=== Information provided ===
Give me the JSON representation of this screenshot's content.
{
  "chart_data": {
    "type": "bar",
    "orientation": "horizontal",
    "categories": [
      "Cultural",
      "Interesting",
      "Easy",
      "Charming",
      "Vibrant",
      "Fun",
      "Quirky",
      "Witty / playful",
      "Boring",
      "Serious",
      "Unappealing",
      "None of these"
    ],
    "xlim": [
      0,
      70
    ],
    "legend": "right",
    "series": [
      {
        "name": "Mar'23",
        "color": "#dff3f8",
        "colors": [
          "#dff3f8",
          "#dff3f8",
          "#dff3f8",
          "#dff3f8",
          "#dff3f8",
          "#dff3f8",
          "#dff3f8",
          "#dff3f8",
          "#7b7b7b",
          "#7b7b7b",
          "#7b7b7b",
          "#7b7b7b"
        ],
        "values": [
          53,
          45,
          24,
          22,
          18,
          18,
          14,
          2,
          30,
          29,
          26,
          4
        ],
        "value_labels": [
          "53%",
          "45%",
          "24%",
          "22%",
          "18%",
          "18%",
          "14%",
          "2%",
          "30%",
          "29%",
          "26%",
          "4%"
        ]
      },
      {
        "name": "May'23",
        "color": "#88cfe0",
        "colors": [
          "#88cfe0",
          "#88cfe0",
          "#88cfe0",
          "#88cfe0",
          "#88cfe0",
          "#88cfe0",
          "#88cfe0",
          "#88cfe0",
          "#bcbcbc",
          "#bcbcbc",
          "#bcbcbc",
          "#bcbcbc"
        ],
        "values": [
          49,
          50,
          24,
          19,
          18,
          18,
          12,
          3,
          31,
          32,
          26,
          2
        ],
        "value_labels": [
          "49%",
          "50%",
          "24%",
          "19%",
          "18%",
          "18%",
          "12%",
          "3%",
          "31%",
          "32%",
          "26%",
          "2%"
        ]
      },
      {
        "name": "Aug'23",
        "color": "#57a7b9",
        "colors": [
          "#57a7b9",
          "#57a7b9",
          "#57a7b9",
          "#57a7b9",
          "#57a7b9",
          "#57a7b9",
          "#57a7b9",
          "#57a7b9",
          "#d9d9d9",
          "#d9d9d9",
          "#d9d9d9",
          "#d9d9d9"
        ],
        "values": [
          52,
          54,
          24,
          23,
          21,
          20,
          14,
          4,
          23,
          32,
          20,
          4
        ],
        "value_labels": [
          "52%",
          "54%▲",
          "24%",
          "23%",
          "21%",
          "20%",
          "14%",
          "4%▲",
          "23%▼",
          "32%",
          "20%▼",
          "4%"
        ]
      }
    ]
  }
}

=== Exercise goal ===
Return the whole listing exactly, with every line included.

=== Output for this exercise ===
Give me the JSON representation of this screenshot's content.
{
  "chart_data": {
    "type": "bar",
    "orientation": "horizontal",
    "categories": [
      "Cultural",
      "Interesting",
      "Easy",
      "Charming",
      "Vibrant",
      "Fun",
      "Quirky",
      "Witty / playful",
      "Boring",
      "Serious",
      "Unappealing",
      "None of these"
    ],
    "xlim": [
      0,
      70
    ],
    "legend": "right",
    "series": [
      {
        "name": "Mar'23",
        "color": "#dff3f8",
        "colors": [
          "#dff3f8",
          "#dff3f8",
          "#dff3f8",
          "#dff3f8",
          "#dff3f8",
          "#dff3f8",
          "#dff3f8",
          "#dff3f8",
          "#7b7b7b",
          "#7b7b7b",
          "#7b7b7b",
          "#7b7b7b"
        ],
        "values": [
          53,
          45,
          24,
          22,
          18,
          18,
          14,
          2,
          30,
          29,
          26,
          4
        ],
        "value_labels": [
          "53%",
          "45%",
          "24%",
          "22%",
          "18%",
          "18%",
          "14%",
          "2%",
          "30%",
          "29%",
          "26%",
          "4%"
        ]
      },
      {
        "name": "May'23",
        "color": "#88cfe0",
        "colors": [
          "#88cfe0",
          "#88cfe0",
          "#88cfe0",
          "#88cfe0",
          "#88cfe0",
          "#88cfe0",
          "#88cfe0",
          "#88cfe0",
          "#bcbcbc",
          "#bcbcbc",
          "#bcbcbc",
          "#bcbcbc"
        ],
        "values": [
          49,
          50,
          24,
          19,
          18,
          18,
          12,
          3,
          31,
          32,
          26,
          2
        ],
        "value_labels": [
          "49%",
          "50%",
          "24%",
          "19%",
          "18%",
          "18%",
          "12%",
          "3%",
          "31%",
          "32%",
          "26%",
          "2%"
        ]
      },
      {
        "name": "Aug'23",
        "color": "#57a7b9",
        "colors": [
          "#57a7b9",
          "#57a7b9",
          "#57a7b9",
          "#57a7b9",
          "#57a7b9",
          "#57a7b9",
          "#57a7b9",
          "#57a7b9",
          "#d9d9d9",
          "#d9d9d9",
          "#d9d9d9",
          "#d9d9d9"
        ],
        "values": [
          52,
          54,
          24,
          23,
          21,
          20,
          14,
          4,
          23,
          32,
          20,
          4
        ],
        "value_labels": [
          "52%",
          "54%▲",
          "24%",
          "23%",
          "21%",
          "20%",
          "14%",
          "4%▲",
          "23%▼",
          "32%",
          "20%▼",
          "4%"
        ]
      }
    ]
  }
}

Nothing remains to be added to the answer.